Extracted records
^^^^^^^^
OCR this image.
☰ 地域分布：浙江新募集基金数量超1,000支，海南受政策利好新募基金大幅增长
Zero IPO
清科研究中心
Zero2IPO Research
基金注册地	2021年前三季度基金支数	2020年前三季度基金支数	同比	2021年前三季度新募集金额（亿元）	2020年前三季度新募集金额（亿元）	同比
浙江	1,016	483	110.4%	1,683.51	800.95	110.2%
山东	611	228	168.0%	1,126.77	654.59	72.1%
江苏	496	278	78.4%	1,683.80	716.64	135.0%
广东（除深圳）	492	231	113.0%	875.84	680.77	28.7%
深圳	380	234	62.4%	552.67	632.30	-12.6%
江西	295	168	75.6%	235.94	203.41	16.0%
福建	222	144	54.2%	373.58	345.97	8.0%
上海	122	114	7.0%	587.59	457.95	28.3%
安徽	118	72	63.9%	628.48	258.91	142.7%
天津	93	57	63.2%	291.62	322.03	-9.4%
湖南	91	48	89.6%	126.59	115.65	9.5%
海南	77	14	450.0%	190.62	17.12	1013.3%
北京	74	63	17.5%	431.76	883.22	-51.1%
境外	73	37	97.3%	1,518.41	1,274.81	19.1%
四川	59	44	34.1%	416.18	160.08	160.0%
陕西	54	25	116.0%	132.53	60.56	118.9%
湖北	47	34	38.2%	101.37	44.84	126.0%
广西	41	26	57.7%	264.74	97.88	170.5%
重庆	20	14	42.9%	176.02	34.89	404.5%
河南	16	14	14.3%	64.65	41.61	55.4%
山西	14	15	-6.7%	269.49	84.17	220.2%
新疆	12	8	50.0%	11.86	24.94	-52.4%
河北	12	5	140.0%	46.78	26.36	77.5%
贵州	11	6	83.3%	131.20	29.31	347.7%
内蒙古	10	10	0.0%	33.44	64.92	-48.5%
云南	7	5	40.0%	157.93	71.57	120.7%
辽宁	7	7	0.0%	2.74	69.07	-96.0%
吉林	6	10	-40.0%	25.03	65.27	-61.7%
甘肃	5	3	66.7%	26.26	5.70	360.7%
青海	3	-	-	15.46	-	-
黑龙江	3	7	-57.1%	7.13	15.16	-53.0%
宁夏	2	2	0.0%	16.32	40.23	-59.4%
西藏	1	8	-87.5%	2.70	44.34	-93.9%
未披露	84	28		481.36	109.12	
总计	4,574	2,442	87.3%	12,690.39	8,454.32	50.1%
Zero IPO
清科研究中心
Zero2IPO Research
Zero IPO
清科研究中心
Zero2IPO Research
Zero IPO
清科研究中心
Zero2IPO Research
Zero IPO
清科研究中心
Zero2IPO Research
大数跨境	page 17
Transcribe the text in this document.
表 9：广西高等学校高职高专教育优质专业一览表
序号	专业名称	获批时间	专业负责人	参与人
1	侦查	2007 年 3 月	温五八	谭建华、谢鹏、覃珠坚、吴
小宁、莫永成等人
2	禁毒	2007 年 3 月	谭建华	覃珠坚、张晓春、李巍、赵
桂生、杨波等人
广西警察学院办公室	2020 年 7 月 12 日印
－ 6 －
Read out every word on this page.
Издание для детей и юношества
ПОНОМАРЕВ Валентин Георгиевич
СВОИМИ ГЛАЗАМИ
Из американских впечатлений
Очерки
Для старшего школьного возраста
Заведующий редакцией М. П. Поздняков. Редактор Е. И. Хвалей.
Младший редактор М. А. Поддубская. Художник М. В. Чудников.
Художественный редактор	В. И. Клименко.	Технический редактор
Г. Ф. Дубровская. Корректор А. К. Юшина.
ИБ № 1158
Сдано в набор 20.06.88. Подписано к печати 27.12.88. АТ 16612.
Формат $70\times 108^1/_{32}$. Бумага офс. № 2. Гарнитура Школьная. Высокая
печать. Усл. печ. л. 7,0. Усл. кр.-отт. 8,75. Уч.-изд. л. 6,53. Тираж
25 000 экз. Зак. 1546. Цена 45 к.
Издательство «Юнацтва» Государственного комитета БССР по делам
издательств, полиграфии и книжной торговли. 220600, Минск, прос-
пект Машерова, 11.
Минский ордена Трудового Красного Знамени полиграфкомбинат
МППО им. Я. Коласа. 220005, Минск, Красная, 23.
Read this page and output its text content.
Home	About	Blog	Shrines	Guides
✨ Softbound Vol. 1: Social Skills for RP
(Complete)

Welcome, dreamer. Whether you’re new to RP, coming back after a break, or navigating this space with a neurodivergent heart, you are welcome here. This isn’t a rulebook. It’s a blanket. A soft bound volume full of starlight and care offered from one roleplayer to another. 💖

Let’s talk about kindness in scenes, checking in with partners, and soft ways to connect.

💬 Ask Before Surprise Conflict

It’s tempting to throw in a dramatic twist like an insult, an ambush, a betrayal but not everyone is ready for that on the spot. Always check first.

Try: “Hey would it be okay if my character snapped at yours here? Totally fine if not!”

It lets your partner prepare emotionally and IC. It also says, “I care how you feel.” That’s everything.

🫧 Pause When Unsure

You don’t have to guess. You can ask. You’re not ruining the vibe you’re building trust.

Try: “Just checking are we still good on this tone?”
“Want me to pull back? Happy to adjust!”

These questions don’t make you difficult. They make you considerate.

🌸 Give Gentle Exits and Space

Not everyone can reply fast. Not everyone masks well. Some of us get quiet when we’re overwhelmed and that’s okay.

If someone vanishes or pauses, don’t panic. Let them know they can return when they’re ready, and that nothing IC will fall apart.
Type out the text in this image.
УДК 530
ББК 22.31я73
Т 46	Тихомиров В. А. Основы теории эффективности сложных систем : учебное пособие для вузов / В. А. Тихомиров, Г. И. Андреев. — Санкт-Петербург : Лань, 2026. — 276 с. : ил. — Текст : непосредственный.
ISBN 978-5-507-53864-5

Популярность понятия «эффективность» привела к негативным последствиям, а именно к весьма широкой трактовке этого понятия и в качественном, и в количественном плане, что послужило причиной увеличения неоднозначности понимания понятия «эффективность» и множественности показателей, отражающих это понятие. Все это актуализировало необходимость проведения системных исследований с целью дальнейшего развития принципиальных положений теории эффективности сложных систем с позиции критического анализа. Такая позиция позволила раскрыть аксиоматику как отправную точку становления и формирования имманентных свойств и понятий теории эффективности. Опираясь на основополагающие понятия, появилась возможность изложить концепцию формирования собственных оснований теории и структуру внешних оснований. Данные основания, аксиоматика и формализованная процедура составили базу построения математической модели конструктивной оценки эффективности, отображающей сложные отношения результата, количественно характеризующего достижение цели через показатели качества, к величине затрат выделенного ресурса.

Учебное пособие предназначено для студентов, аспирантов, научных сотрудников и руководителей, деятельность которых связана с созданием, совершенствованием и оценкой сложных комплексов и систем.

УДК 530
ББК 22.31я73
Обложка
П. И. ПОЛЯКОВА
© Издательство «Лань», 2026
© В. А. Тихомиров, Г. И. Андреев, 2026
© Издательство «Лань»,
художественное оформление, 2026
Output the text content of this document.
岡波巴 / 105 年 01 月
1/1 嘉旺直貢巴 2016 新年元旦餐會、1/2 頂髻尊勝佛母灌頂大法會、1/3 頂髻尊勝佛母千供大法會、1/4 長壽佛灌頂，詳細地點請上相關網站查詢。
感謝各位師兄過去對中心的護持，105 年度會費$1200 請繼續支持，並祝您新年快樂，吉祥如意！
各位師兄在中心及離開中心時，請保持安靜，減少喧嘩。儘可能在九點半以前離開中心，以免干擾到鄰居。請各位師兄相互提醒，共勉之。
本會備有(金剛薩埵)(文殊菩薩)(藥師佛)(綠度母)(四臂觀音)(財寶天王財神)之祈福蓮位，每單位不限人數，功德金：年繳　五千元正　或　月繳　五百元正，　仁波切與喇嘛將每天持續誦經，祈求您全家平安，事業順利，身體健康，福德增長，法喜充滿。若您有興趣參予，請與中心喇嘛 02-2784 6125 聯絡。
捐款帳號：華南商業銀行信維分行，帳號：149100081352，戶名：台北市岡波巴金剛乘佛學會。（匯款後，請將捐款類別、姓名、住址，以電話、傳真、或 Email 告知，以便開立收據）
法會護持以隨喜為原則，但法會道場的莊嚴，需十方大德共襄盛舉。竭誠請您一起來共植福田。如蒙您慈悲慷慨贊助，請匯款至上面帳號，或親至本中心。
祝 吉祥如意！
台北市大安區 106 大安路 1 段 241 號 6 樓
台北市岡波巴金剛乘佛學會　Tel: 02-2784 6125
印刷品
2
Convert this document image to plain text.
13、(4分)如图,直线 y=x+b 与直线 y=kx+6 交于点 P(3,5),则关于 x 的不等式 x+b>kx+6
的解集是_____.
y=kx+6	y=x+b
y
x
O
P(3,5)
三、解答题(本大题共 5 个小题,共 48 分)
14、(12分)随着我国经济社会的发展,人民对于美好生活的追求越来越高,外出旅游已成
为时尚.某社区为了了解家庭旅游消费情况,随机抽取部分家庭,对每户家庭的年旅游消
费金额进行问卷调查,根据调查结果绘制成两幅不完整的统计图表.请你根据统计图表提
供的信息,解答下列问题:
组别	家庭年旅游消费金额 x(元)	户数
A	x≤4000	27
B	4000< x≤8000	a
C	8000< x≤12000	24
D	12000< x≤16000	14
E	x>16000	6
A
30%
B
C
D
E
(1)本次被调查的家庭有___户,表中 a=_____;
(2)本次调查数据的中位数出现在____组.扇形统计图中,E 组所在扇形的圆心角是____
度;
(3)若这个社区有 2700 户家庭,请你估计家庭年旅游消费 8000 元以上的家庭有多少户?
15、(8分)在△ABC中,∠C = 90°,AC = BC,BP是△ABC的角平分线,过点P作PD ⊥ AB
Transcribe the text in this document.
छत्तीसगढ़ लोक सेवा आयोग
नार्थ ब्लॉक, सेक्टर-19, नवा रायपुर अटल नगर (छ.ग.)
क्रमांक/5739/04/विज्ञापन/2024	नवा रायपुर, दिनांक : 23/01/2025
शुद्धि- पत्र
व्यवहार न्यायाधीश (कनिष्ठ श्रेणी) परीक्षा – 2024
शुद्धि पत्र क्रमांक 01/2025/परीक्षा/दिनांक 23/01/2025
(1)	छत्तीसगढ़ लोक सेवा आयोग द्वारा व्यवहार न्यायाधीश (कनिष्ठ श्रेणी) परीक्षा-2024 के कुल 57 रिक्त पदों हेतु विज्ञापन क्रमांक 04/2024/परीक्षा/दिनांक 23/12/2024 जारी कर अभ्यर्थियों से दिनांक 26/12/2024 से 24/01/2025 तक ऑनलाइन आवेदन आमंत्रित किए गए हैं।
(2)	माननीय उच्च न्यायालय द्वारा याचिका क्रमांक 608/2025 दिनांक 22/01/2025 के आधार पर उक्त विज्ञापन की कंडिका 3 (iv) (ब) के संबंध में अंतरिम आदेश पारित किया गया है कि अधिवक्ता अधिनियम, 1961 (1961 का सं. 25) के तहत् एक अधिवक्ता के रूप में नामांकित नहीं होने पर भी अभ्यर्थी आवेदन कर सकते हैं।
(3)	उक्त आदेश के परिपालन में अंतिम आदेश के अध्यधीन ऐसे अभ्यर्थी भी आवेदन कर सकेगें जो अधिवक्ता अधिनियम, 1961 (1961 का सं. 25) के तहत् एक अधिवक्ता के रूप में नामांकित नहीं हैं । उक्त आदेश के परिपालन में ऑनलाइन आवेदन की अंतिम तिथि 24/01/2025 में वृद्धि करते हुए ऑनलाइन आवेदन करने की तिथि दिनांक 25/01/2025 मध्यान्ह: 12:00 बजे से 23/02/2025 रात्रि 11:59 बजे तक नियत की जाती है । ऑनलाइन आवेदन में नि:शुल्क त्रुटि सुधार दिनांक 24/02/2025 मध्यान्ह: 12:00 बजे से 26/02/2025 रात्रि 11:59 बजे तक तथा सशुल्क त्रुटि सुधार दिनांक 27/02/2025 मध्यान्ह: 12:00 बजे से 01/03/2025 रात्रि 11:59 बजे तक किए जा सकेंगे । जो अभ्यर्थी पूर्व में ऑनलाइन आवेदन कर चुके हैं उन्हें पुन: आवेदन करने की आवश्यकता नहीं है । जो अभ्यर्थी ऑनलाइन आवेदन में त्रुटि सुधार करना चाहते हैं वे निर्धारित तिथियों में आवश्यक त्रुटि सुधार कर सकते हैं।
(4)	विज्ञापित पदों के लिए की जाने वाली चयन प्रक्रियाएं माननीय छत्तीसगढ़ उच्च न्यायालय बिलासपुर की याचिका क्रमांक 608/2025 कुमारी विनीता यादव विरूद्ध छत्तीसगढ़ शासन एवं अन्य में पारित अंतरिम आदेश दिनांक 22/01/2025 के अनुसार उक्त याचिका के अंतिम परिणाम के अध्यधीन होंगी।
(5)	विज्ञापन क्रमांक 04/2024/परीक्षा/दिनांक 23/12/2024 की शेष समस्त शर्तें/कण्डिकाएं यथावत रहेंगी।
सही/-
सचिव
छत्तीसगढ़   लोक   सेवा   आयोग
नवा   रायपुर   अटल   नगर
^^^^^^^^
§ TASK DETAILS
Scan the material and collect every line that contains "Андреев".

§ COMPLETE RESPONSE
Т 46	Тихомиров В. А. Основы теории эффективности сложных систем : учебное пособие для вузов / В. А. Тихомиров, Г. И. Андреев. — Санкт-Петербург : Лань, 2026. — 276 с. : ил. — Текст : непосредственный.
© В. А. Тихомиров, Г. И. Андреев, 2026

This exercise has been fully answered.